--- Start of DATA FOR THE TASK ---
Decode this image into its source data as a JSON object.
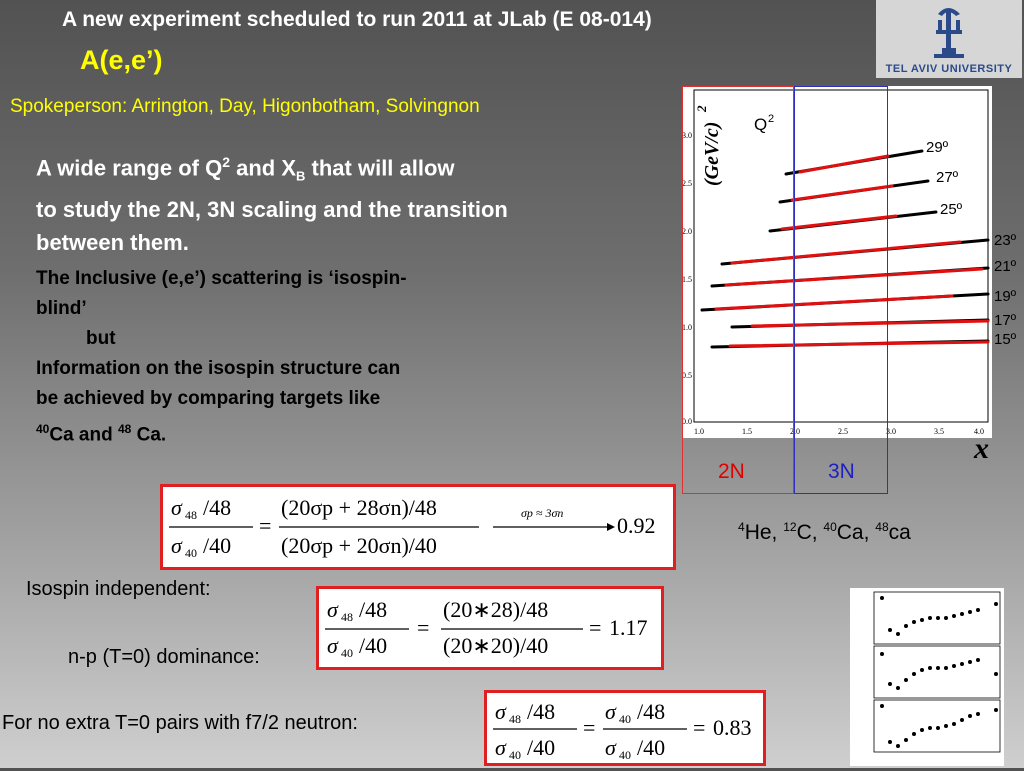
{
  "header": {
    "title": "A new experiment scheduled to run 2011 at JLab (E  08-014)",
    "subtitle": "A(e,e’)",
    "logo_text": "TEL AVIV UNIVERSITY"
  },
  "spokesperson": "Spokeperson: Arrington, Day, Higonbotham, Solvingnon",
  "para1": {
    "line1_a": "A wide range of Q",
    "line1_sup": "2",
    "line1_b": " and X",
    "line1_sub": "B",
    "line1_c": " that will allow",
    "line2": "to study the 2N, 3N scaling and the transition",
    "line3": "between them."
  },
  "para2": {
    "line1": "The Inclusive (e,e’) scattering is ‘isospin-",
    "line2": "blind’",
    "line3": "but",
    "line4": "Information on the isospin structure can",
    "line5": "be achieved by comparing targets like",
    "line6_sup1": "40",
    "line6_a": "Ca and ",
    "line6_sup2": "48",
    "line6_b": " Ca."
  },
  "plot": {
    "y_axis_label": "(GeV/c)",
    "y_axis_sup": "2",
    "q2_label": "Q",
    "q2_sup": "2",
    "x_axis_label": "x",
    "x_ticks": [
      "1.0",
      "1.5",
      "2.0",
      "2.5",
      "3.0",
      "3.5",
      "4.0"
    ],
    "y_ticks": [
      "0.0",
      "0.5",
      "1.0",
      "1.5",
      "2.0",
      "2.5",
      "3.0"
    ],
    "angles": [
      "29º",
      "27º",
      "25º",
      "23º",
      "21º",
      "19º",
      "17º",
      "15º"
    ],
    "region_2n": "2N",
    "region_3n": "3N"
  },
  "formulas": {
    "f1": {
      "left_num": "/48",
      "left_den": "/40",
      "right_num": "(20σp + 28σn)/48",
      "right_den": "(20σp + 20σn)/40",
      "arrow_label": "σp ≈ 3σn",
      "result": "0.92"
    },
    "f2": {
      "left_num": "/48",
      "left_den": "/40",
      "right_num": "(20∗28)/48",
      "right_den": "(20∗20)/40",
      "result": "1.17"
    },
    "f3": {
      "left_num": "/48",
      "left_den": "/40",
      "mid_num": "/48",
      "mid_den": "/40",
      "result": "0.83"
    }
  },
  "labels": {
    "isospin_independent": "Isospin independent:",
    "np_dominance": "n-p (T=0) dominance:",
    "no_extra": "For no extra T=0 pairs with f7/2 neutron:"
  },
  "targets": {
    "he_sup": "4",
    "he": "He, ",
    "c_sup": "12",
    "c": "C, ",
    "ca40_sup": "40",
    "ca40": "Ca, ",
    "ca48_sup": "48",
    "ca48": "ca"
  }
}
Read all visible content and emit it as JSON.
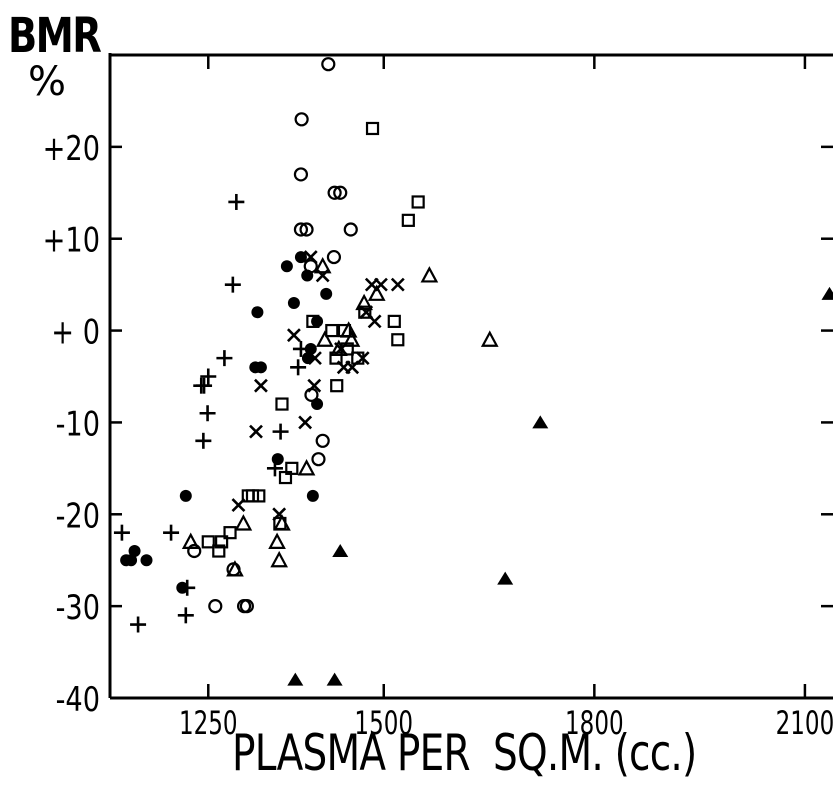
{
  "chart_data": {
    "type": "scatter",
    "ylabel": "BMR",
    "yunit": "%",
    "xlabel": "PLASMA PER  SQ.M. (cc.)",
    "xlim": [
      1110,
      2140
    ],
    "ylim": [
      -40,
      30
    ],
    "xticks": [
      1250,
      1500,
      1800,
      2100
    ],
    "xtick_labels": [
      "1250",
      "1500",
      "1800",
      "2100"
    ],
    "yticks": [
      20,
      10,
      0,
      -10,
      -20,
      -30,
      -40
    ],
    "ytick_labels": [
      "+20",
      "+10",
      "+ 0",
      "-10",
      "-20",
      "-30",
      "-40"
    ],
    "series": [
      {
        "marker": "plus",
        "points": [
          [
            1127,
            -22
          ],
          [
            1150,
            -32
          ],
          [
            1197,
            -22
          ],
          [
            1220,
            -28
          ],
          [
            1218,
            -31
          ],
          [
            1240,
            -6
          ],
          [
            1244,
            -6
          ],
          [
            1250,
            -5
          ],
          [
            1243,
            -12
          ],
          [
            1249,
            -9
          ],
          [
            1290,
            14
          ],
          [
            1285,
            5
          ],
          [
            1273,
            -3
          ],
          [
            1353,
            -11
          ],
          [
            1345,
            -15
          ],
          [
            1378,
            -4
          ],
          [
            1382,
            -2
          ]
        ]
      },
      {
        "marker": "filled-circle",
        "points": [
          [
            1133,
            -25
          ],
          [
            1140,
            -25
          ],
          [
            1145,
            -24
          ],
          [
            1162,
            -25
          ],
          [
            1213,
            -28
          ],
          [
            1218,
            -18
          ],
          [
            1320,
            2
          ],
          [
            1317,
            -4
          ],
          [
            1325,
            -4
          ],
          [
            1349,
            -14
          ],
          [
            1362,
            7
          ],
          [
            1382,
            8
          ],
          [
            1372,
            3
          ],
          [
            1391,
            6
          ],
          [
            1396,
            -2
          ],
          [
            1405,
            1
          ],
          [
            1405,
            -8
          ],
          [
            1418,
            4
          ],
          [
            1392,
            -3
          ],
          [
            1399,
            -18
          ]
        ]
      },
      {
        "marker": "circle",
        "points": [
          [
            1230,
            -24
          ],
          [
            1260,
            -30
          ],
          [
            1286,
            -26
          ],
          [
            1301,
            -30
          ],
          [
            1305,
            -30
          ],
          [
            1383,
            23
          ],
          [
            1382,
            17
          ],
          [
            1382,
            11
          ],
          [
            1390,
            11
          ],
          [
            1396,
            7
          ],
          [
            1397,
            -7
          ],
          [
            1421,
            29
          ],
          [
            1430,
            15
          ],
          [
            1438,
            15
          ],
          [
            1453,
            11
          ],
          [
            1429,
            8
          ],
          [
            1413,
            -12
          ],
          [
            1407,
            -14
          ]
        ]
      },
      {
        "marker": "cross",
        "points": [
          [
            1293,
            -19
          ],
          [
            1325,
            -6
          ],
          [
            1318,
            -11
          ],
          [
            1351,
            -20
          ],
          [
            1372,
            -0.5
          ],
          [
            1388,
            -10
          ],
          [
            1396,
            8
          ],
          [
            1401,
            -6
          ],
          [
            1402,
            -3
          ],
          [
            1413,
            6
          ],
          [
            1439,
            -2
          ],
          [
            1443,
            -4
          ],
          [
            1455,
            -4
          ],
          [
            1470,
            -3
          ],
          [
            1475,
            2
          ],
          [
            1483,
            5
          ],
          [
            1487,
            1
          ],
          [
            1496,
            5
          ],
          [
            1520,
            5
          ]
        ]
      },
      {
        "marker": "square",
        "points": [
          [
            1250,
            -23
          ],
          [
            1265,
            -24
          ],
          [
            1269,
            -23
          ],
          [
            1281,
            -22
          ],
          [
            1307,
            -18
          ],
          [
            1313,
            -18
          ],
          [
            1322,
            -18
          ],
          [
            1352,
            -21
          ],
          [
            1355,
            -8
          ],
          [
            1360,
            -16
          ],
          [
            1369,
            -15
          ],
          [
            1399,
            1
          ],
          [
            1426,
            0
          ],
          [
            1432,
            -3
          ],
          [
            1433,
            -6
          ],
          [
            1444,
            0
          ],
          [
            1448,
            -2
          ],
          [
            1463,
            -3
          ],
          [
            1473,
            2
          ],
          [
            1484,
            22
          ],
          [
            1515,
            1
          ],
          [
            1520,
            -1
          ],
          [
            1535,
            12
          ],
          [
            1549,
            14
          ]
        ]
      },
      {
        "marker": "triangle",
        "points": [
          [
            1225,
            -23
          ],
          [
            1288,
            -26
          ],
          [
            1300,
            -21
          ],
          [
            1348,
            -23
          ],
          [
            1351,
            -25
          ],
          [
            1355,
            -21
          ],
          [
            1390,
            -15
          ],
          [
            1413,
            7
          ],
          [
            1416,
            -1
          ],
          [
            1436,
            -2
          ],
          [
            1450,
            0
          ],
          [
            1454,
            -1
          ],
          [
            1472,
            3
          ],
          [
            1490,
            4
          ],
          [
            1565,
            6
          ],
          [
            1651,
            -1
          ]
        ]
      },
      {
        "marker": "filled-triangle",
        "points": [
          [
            1374,
            -38
          ],
          [
            1430,
            -38
          ],
          [
            1438,
            -24
          ],
          [
            1673,
            -27
          ],
          [
            1723,
            -10
          ],
          [
            2135,
            4
          ]
        ]
      }
    ]
  }
}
--- End of DATA FOR THE TASK ---
Check the data for the word "filled" and pull out the lines that have it.

→ RESULT OF THIS TASK:
        "marker": "filled-circle",
        "marker": "filled-triangle",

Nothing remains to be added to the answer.